Instructions for the task: Identify the lines that contain the word "image", then copy them.

Input records:
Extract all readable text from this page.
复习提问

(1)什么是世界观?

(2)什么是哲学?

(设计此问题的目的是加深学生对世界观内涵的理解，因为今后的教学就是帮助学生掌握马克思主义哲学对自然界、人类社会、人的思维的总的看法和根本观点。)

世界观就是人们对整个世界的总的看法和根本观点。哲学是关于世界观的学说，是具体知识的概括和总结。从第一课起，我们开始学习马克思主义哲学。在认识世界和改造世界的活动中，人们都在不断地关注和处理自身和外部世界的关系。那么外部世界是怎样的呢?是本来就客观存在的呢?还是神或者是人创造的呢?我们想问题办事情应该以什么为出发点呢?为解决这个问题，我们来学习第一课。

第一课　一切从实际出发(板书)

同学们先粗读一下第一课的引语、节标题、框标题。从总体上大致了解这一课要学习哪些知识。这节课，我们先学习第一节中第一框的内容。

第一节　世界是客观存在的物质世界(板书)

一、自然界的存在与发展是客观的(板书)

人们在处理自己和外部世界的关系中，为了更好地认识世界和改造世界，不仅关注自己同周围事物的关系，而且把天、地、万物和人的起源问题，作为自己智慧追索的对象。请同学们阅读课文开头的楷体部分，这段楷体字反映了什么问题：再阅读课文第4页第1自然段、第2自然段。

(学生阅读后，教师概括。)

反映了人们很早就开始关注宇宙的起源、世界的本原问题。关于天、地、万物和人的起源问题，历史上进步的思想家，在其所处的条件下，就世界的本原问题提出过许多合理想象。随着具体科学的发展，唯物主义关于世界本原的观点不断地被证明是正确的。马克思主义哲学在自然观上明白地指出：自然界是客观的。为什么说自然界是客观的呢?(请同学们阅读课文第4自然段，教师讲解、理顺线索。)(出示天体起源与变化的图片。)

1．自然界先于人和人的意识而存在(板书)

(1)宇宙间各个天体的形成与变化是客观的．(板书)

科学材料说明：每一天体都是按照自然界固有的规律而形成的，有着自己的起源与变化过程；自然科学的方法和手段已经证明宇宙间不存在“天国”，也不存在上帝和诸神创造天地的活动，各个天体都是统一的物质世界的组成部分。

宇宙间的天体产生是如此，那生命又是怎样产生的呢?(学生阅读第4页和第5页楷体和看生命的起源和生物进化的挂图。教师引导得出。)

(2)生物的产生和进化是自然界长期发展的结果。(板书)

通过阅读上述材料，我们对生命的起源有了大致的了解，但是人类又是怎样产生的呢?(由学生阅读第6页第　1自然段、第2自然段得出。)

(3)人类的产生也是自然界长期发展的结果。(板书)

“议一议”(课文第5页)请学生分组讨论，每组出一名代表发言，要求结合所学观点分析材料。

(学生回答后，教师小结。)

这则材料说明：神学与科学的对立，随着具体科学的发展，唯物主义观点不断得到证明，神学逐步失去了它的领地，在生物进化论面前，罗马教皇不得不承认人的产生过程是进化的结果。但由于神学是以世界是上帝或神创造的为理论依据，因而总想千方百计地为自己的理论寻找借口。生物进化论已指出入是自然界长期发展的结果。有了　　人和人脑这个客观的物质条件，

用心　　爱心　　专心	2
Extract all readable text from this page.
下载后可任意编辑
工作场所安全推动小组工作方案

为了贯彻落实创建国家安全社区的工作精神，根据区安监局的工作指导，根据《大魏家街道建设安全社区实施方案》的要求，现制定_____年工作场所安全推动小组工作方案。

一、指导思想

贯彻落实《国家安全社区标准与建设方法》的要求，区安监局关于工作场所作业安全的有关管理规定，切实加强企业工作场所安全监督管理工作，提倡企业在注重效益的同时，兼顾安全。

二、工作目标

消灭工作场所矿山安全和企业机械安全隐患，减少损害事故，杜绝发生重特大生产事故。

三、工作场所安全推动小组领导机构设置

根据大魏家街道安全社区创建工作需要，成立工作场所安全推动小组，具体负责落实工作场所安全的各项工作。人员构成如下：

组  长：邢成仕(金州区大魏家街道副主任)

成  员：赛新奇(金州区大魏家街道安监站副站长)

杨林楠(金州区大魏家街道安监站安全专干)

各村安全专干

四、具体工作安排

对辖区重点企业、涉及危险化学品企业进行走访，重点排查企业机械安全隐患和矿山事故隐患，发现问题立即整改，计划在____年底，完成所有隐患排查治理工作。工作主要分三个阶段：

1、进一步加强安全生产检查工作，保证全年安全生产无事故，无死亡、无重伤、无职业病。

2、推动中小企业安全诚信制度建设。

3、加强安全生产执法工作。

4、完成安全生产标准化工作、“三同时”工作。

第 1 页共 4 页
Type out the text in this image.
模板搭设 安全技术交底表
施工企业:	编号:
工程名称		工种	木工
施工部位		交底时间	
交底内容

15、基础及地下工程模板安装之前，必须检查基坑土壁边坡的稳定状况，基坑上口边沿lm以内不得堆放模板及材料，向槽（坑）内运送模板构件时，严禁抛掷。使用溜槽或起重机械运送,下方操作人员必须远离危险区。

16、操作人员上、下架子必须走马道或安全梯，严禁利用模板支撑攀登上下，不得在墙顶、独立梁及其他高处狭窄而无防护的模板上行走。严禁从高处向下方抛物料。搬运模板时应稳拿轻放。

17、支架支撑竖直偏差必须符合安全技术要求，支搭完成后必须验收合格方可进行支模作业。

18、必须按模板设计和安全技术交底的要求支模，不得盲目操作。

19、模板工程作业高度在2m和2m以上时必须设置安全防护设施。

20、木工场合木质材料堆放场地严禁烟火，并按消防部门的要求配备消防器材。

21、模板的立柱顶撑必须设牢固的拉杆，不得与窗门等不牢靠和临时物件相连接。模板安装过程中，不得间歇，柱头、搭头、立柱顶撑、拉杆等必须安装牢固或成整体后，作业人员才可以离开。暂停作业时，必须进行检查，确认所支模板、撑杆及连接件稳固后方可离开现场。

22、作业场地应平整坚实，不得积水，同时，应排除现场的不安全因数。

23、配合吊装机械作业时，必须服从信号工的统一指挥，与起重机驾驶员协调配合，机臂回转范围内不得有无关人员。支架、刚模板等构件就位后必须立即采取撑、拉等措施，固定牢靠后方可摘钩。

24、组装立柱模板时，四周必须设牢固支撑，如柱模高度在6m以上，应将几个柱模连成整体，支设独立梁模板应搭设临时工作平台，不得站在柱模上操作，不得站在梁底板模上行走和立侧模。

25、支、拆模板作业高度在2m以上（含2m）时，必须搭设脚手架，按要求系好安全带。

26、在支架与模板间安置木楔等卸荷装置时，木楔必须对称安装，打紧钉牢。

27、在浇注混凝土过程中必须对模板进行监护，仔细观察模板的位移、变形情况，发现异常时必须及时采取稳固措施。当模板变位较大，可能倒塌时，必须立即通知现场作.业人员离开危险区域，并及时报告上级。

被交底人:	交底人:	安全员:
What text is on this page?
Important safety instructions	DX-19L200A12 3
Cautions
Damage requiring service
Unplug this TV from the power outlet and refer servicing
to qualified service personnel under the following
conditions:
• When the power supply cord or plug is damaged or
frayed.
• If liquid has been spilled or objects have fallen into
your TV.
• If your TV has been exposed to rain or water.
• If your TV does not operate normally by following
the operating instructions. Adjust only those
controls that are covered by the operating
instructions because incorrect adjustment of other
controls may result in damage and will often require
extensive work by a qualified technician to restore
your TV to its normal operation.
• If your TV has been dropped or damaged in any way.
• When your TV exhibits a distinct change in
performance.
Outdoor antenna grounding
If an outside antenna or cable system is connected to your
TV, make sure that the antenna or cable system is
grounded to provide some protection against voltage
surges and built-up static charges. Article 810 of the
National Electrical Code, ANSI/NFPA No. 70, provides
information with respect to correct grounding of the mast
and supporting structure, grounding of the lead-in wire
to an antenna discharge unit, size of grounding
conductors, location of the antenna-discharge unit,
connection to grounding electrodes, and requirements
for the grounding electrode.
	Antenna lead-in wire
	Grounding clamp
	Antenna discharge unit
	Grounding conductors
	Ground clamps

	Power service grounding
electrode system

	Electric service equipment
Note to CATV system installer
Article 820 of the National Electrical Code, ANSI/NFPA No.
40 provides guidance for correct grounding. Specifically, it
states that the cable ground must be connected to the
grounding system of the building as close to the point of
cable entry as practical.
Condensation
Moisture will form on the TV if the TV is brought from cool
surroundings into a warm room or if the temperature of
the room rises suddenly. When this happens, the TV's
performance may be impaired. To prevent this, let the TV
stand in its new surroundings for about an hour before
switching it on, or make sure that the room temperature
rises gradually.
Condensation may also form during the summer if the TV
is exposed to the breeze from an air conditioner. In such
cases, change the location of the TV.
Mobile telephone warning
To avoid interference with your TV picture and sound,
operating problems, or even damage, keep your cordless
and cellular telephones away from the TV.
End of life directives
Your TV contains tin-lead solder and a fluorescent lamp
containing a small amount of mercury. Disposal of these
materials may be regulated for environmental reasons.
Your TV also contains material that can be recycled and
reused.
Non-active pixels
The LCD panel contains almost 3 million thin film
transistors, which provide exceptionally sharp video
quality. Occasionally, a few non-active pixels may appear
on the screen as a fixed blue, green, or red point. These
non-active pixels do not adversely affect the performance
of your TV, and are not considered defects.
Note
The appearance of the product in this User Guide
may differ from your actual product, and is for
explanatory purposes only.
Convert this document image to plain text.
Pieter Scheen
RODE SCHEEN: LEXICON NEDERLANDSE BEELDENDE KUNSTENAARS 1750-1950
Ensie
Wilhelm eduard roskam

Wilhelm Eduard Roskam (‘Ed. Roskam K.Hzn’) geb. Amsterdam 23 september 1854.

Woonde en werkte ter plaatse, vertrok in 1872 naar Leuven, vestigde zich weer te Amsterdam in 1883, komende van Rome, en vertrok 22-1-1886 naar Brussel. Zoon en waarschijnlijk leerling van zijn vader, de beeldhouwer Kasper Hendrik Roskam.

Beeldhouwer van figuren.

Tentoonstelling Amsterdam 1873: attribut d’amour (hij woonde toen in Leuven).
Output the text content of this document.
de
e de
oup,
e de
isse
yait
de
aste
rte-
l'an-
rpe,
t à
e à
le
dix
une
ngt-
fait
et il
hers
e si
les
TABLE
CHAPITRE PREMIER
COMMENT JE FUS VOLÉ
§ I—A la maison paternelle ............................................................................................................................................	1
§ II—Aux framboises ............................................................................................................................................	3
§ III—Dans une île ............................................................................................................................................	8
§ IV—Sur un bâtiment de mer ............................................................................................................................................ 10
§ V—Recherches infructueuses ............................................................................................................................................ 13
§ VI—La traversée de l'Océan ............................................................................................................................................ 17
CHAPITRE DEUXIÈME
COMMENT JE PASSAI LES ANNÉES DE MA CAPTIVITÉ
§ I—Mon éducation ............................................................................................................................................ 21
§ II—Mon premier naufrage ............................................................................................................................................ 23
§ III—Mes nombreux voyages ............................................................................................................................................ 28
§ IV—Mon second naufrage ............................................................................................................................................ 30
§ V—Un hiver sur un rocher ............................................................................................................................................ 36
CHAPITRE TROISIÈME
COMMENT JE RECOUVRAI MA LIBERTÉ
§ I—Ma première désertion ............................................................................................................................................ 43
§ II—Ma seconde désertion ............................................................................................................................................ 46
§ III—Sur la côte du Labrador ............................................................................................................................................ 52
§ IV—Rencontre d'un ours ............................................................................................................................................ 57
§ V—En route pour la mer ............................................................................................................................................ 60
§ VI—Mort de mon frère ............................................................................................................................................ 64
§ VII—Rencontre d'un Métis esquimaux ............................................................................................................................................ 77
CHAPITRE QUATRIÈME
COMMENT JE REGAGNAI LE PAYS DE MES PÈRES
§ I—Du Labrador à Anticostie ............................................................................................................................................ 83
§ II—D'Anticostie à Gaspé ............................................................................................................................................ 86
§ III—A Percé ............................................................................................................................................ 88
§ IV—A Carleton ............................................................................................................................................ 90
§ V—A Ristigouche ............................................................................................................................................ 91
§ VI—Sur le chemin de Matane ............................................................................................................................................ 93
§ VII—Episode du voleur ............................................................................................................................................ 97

Correct result:
Type out the text in this image.
Convert this document image to plain text.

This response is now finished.